WHAT YOU ARE ASKED TO DO :: Sort through the entries below and pull out lines containing the word "الجزري".

DATA EXCERPTS ::
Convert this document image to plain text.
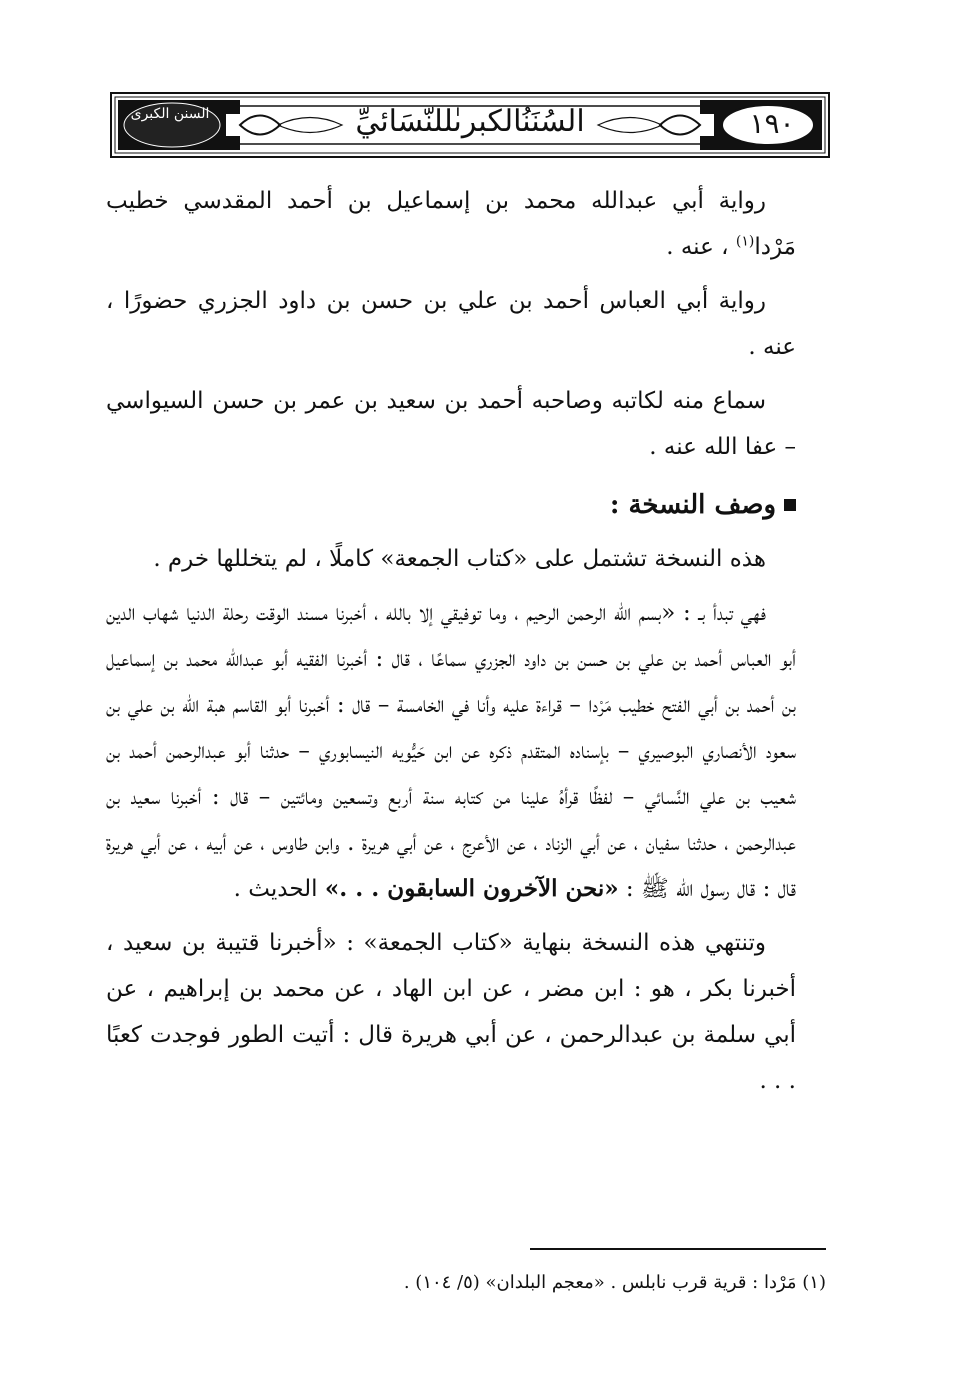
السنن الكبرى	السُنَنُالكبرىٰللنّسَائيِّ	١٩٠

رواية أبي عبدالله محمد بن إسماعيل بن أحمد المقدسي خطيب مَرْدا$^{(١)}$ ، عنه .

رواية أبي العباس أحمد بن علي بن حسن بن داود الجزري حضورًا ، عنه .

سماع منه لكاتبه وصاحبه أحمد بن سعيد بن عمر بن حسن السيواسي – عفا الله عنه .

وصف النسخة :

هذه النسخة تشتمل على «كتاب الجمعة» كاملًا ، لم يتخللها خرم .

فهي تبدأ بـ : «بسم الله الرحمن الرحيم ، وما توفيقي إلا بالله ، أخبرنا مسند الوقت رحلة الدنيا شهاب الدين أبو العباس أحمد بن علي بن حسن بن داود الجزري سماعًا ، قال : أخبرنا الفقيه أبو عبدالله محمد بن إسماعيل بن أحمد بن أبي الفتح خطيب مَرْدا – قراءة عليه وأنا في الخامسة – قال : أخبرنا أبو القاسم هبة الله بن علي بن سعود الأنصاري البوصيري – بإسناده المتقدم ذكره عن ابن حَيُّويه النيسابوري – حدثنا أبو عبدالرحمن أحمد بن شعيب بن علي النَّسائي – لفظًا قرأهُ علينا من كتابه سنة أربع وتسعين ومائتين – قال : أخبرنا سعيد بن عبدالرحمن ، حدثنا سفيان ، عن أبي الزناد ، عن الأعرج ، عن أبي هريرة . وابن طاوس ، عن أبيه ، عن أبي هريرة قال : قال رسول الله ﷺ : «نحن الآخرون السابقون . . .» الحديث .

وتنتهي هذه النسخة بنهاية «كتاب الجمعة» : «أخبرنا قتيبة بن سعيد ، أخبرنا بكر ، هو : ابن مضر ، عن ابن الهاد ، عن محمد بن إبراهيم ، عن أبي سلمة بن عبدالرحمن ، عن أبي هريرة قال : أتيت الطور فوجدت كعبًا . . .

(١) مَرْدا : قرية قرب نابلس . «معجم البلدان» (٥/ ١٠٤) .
* * *
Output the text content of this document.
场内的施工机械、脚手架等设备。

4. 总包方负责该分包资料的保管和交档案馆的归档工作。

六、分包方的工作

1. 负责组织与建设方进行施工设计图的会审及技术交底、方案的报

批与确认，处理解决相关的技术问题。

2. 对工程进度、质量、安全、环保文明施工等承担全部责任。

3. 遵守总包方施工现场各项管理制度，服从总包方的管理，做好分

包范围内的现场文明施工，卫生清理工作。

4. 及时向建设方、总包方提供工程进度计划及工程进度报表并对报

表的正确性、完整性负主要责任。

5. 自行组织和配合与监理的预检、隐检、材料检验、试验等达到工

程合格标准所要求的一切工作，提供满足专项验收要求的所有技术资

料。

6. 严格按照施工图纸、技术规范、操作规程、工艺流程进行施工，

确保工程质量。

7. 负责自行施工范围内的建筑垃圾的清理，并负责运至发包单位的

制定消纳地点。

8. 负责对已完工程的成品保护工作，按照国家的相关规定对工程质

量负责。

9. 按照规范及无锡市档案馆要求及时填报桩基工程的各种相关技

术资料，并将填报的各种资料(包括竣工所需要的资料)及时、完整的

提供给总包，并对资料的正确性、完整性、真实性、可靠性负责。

SOLUTION FOR THIS PROBLEM ::
رواية أبي العباس أحمد بن علي بن حسن بن داود الجزري حضورًا ، عنه .
فهي تبدأ بـ : «بسم الله الرحمن الرحيم ، وما توفيقي إلا بالله ، أخبرنا مسند الوقت رحلة الدنيا شهاب الدين أبو العباس أحمد بن علي بن حسن بن داود الجزري سماعًا ، قال : أخبرنا الفقيه أبو عبدالله محمد بن إسماعيل بن أحمد بن أبي الفتح خطيب مَرْدا – قراءة عليه وأنا في الخامسة – قال : أخبرنا أبو القاسم هبة الله بن علي بن سعود الأنصاري البوصيري – بإسناده المتقدم ذكره عن ابن حَيُّويه النيسابوري – حدثنا أبو عبدالرحمن أحمد بن شعيب بن علي النَّسائي – لفظًا قرأهُ علينا من كتابه سنة أربع وتسعين ومائتين – قال : أخبرنا سعيد بن عبدالرحمن ، حدثنا سفيان ، عن أبي الزناد ، عن الأعرج ، عن أبي هريرة . وابن طاوس ، عن أبيه ، عن أبي هريرة قال : قال رسول الله ﷺ : «نحن الآخرون السابقون . . .» الحديث .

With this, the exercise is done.